§ **Dataset content**:
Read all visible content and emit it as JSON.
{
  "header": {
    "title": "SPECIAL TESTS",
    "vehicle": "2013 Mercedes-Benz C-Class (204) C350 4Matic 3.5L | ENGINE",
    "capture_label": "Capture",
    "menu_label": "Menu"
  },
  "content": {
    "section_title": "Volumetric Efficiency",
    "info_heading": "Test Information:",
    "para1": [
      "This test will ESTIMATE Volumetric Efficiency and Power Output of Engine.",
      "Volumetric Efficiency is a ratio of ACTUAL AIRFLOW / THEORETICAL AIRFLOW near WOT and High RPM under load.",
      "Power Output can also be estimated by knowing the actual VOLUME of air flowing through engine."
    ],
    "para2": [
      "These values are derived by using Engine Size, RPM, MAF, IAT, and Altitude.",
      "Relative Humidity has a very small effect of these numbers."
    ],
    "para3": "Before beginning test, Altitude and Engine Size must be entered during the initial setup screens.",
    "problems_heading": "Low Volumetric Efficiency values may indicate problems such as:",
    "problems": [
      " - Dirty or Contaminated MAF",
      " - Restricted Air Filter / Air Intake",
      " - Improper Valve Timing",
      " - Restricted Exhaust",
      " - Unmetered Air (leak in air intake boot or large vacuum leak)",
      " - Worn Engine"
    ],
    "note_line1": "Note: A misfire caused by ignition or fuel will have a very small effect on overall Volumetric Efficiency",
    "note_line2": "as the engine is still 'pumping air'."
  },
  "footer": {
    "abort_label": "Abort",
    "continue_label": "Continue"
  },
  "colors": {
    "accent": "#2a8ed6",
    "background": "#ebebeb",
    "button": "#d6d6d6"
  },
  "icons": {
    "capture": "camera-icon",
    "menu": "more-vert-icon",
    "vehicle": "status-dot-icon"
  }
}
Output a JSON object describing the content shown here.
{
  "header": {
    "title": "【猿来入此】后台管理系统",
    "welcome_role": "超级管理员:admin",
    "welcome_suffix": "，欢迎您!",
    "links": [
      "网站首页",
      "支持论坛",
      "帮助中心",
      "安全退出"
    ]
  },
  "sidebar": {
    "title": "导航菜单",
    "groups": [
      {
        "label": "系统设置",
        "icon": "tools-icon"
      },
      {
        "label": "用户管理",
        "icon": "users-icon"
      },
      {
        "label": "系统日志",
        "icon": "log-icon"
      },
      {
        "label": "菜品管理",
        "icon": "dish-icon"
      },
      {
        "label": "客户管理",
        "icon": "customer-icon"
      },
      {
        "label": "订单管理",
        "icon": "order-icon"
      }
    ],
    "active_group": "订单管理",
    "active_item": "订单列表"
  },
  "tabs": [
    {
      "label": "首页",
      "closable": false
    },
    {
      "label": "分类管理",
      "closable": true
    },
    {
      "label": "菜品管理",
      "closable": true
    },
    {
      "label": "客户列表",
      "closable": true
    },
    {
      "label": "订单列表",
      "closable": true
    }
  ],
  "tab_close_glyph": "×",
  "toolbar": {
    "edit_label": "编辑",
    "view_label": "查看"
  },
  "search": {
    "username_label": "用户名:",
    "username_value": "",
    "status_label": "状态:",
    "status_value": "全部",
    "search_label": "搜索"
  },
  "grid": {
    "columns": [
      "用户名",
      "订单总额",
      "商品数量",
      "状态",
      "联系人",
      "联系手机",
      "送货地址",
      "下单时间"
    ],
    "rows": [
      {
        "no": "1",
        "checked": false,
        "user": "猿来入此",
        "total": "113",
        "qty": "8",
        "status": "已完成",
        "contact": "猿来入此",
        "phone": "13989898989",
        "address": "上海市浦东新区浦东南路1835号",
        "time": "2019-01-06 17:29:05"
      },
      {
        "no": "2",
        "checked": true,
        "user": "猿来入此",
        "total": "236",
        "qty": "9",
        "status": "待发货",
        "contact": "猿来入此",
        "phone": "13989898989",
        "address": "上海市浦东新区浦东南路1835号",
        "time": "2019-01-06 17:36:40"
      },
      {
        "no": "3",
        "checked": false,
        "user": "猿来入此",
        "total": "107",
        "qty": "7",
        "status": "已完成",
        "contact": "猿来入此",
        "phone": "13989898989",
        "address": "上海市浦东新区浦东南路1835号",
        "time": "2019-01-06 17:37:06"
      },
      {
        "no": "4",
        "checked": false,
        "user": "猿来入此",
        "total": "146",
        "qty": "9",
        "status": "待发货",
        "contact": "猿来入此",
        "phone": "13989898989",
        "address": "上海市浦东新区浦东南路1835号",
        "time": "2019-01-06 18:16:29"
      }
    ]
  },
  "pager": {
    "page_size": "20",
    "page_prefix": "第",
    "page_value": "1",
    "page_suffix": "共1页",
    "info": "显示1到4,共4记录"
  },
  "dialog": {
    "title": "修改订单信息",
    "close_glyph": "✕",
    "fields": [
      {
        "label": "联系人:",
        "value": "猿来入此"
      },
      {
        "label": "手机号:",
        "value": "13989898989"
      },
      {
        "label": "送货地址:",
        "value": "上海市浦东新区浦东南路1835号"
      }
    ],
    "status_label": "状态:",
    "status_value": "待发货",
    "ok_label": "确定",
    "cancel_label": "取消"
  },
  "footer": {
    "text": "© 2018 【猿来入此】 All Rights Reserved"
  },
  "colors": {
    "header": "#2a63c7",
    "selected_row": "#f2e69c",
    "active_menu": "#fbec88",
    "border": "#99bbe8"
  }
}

§ **What is being asked**: Reproduce all of the records exactly.

§ **Solution to this problem**:
Read all visible content and emit it as JSON.
{
  "header": {
    "title": "SPECIAL TESTS",
    "vehicle": "2013 Mercedes-Benz C-Class (204) C350 4Matic 3.5L | ENGINE",
    "capture_label": "Capture",
    "menu_label": "Menu"
  },
  "content": {
    "section_title": "Volumetric Efficiency",
    "info_heading": "Test Information:",
    "para1": [
      "This test will ESTIMATE Volumetric Efficiency and Power Output of Engine.",
      "Volumetric Efficiency is a ratio of ACTUAL AIRFLOW / THEORETICAL AIRFLOW near WOT and High RPM under load.",
      "Power Output can also be estimated by knowing the actual VOLUME of air flowing through engine."
    ],
    "para2": [
      "These values are derived by using Engine Size, RPM, MAF, IAT, and Altitude.",
      "Relative Humidity has a very small effect of these numbers."
    ],
    "para3": "Before beginning test, Altitude and Engine Size must be entered during the initial setup screens.",
    "problems_heading": "Low Volumetric Efficiency values may indicate problems such as:",
    "problems": [
      " - Dirty or Contaminated MAF",
      " - Restricted Air Filter / Air Intake",
      " - Improper Valve Timing",
      " - Restricted Exhaust",
      " - Unmetered Air (leak in air intake boot or large vacuum leak)",
      " - Worn Engine"
    ],
    "note_line1": "Note: A misfire caused by ignition or fuel will have a very small effect on overall Volumetric Efficiency",
    "note_line2": "as the engine is still 'pumping air'."
  },
  "footer": {
    "abort_label": "Abort",
    "continue_label": "Continue"
  },
  "colors": {
    "accent": "#2a8ed6",
    "background": "#ebebeb",
    "button": "#d6d6d6"
  },
  "icons": {
    "capture": "camera-icon",
    "menu": "more-vert-icon",
    "vehicle": "status-dot-icon"
  }
}
Output a JSON object describing the content shown here.
{
  "header": {
    "title": "【猿来入此】后台管理系统",
    "welcome_role": "超级管理员:admin",
    "welcome_suffix": "，欢迎您!",
    "links": [
      "网站首页",
      "支持论坛",
      "帮助中心",
      "安全退出"
    ]
  },
  "sidebar": {
    "title": "导航菜单",
    "groups": [
      {
        "label": "系统设置",
        "icon": "tools-icon"
      },
      {
        "label": "用户管理",
        "icon": "users-icon"
      },
      {
        "label": "系统日志",
        "icon": "log-icon"
      },
      {
        "label": "菜品管理",
        "icon": "dish-icon"
      },
      {
        "label": "客户管理",
        "icon": "customer-icon"
      },
      {
        "label": "订单管理",
        "icon": "order-icon"
      }
    ],
    "active_group": "订单管理",
    "active_item": "订单列表"
  },
  "tabs": [
    {
      "label": "首页",
      "closable": false
    },
    {
      "label": "分类管理",
      "closable": true
    },
    {
      "label": "菜品管理",
      "closable": true
    },
    {
      "label": "客户列表",
      "closable": true
    },
    {
      "label": "订单列表",
      "closable": true
    }
  ],
  "tab_close_glyph": "×",
  "toolbar": {
    "edit_label": "编辑",
    "view_label": "查看"
  },
  "search": {
    "username_label": "用户名:",
    "username_value": "",
    "status_label": "状态:",
    "status_value": "全部",
    "search_label": "搜索"
  },
  "grid": {
    "columns": [
      "用户名",
      "订单总额",
      "商品数量",
      "状态",
      "联系人",
      "联系手机",
      "送货地址",
      "下单时间"
    ],
    "rows": [
      {
        "no": "1",
        "checked": false,
        "user": "猿来入此",
        "total": "113",
        "qty": "8",
        "status": "已完成",
        "contact": "猿来入此",
        "phone": "13989898989",
        "address": "上海市浦东新区浦东南路1835号",
        "time": "2019-01-06 17:29:05"
      },
      {
        "no": "2",
        "checked": true,
        "user": "猿来入此",
        "total": "236",
        "qty": "9",
        "status": "待发货",
        "contact": "猿来入此",
        "phone": "13989898989",
        "address": "上海市浦东新区浦东南路1835号",
        "time": "2019-01-06 17:36:40"
      },
      {
        "no": "3",
        "checked": false,
        "user": "猿来入此",
        "total": "107",
        "qty": "7",
        "status": "已完成",
        "contact": "猿来入此",
        "phone": "13989898989",
        "address": "上海市浦东新区浦东南路1835号",
        "time": "2019-01-06 17:37:06"
      },
      {
        "no": "4",
        "checked": false,
        "user": "猿来入此",
        "total": "146",
        "qty": "9",
        "status": "待发货",
        "contact": "猿来入此",
        "phone": "13989898989",
        "address": "上海市浦东新区浦东南路1835号",
        "time": "2019-01-06 18:16:29"
      }
    ]
  },
  "pager": {
    "page_size": "20",
    "page_prefix": "第",
    "page_value": "1",
    "page_suffix": "共1页",
    "info": "显示1到4,共4记录"
  },
  "dialog": {
    "title": "修改订单信息",
    "close_glyph": "✕",
    "fields": [
      {
        "label": "联系人:",
        "value": "猿来入此"
      },
      {
        "label": "手机号:",
        "value": "13989898989"
      },
      {
        "label": "送货地址:",
        "value": "上海市浦东新区浦东南路1835号"
      }
    ],
    "status_label": "状态:",
    "status_value": "待发货",
    "ok_label": "确定",
    "cancel_label": "取消"
  },
  "footer": {
    "text": "© 2018 【猿来入此】 All Rights Reserved"
  },
  "colors": {
    "header": "#2a63c7",
    "selected_row": "#f2e69c",
    "active_menu": "#fbec88",
    "border": "#99bbe8"
  }
}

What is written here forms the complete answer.